→ WHAT IS BEING ASKED: Report back every line in the data that includes the string "stem".

Segment Open

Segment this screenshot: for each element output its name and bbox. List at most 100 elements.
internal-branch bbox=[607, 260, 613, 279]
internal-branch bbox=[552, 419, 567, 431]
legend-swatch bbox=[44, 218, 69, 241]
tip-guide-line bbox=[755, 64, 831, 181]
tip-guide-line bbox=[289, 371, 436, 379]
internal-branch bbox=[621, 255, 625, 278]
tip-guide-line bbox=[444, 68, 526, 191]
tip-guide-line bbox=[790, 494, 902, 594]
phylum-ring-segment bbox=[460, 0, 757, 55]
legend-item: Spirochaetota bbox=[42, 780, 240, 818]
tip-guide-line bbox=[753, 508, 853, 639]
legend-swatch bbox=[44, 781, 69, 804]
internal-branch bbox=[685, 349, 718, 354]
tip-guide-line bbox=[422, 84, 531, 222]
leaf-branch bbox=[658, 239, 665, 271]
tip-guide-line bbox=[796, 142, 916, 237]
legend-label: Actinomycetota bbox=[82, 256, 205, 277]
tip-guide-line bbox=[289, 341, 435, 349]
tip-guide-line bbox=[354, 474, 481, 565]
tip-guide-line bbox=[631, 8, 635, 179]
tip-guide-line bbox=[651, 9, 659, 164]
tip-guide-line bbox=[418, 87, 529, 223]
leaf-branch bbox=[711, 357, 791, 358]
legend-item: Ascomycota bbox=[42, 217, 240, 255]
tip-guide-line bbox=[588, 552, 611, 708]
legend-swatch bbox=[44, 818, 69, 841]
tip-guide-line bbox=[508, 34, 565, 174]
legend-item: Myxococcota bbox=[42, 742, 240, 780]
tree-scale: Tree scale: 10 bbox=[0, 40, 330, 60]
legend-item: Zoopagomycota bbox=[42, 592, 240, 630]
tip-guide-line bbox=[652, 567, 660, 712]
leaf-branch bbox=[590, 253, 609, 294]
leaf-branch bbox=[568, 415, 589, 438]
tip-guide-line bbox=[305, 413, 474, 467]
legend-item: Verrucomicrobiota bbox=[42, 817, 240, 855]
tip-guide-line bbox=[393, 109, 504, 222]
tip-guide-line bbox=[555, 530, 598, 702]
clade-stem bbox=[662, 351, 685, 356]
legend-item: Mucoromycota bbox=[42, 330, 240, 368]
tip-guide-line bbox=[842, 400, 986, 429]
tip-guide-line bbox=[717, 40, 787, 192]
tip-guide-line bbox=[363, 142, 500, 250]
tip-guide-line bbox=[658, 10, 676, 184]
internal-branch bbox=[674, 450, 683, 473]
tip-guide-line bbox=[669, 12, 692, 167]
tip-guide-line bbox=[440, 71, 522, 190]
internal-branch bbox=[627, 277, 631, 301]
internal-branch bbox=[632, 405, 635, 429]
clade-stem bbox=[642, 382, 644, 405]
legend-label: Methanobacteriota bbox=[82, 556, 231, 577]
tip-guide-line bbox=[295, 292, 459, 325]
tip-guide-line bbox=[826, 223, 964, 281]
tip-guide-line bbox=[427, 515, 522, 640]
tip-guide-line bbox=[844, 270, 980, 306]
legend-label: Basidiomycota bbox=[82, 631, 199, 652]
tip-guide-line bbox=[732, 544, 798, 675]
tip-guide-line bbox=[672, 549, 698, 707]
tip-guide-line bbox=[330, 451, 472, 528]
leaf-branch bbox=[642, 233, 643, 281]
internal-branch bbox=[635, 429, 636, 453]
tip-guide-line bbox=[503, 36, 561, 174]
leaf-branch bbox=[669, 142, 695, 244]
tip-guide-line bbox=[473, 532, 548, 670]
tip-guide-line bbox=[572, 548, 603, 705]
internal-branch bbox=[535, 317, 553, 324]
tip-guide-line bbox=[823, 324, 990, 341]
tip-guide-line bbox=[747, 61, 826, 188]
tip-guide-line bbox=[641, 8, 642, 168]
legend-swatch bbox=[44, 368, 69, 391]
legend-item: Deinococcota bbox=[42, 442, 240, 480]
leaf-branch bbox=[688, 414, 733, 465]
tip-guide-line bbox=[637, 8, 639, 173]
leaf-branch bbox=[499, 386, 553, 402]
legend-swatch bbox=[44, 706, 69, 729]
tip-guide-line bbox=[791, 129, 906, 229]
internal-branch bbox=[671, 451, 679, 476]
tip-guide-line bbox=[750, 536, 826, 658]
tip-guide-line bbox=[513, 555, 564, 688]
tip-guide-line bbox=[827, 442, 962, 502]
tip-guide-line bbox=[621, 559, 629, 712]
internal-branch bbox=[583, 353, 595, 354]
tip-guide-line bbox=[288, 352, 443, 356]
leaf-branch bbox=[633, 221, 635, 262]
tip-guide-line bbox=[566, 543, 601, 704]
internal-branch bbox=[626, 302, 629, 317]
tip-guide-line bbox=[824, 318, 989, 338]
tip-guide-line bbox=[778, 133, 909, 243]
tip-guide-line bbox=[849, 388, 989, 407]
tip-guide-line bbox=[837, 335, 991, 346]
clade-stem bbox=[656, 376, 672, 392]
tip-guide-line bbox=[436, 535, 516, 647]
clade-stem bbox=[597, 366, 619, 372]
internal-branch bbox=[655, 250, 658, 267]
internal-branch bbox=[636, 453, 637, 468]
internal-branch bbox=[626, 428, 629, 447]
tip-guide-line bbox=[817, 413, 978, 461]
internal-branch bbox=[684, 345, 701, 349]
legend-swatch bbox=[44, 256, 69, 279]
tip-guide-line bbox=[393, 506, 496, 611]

Segment Closed

→ PROBLEM SOLUTION:
clade-stem bbox=[662, 351, 685, 356]
clade-stem bbox=[642, 382, 644, 405]
clade-stem bbox=[656, 376, 672, 392]
clade-stem bbox=[597, 366, 619, 372]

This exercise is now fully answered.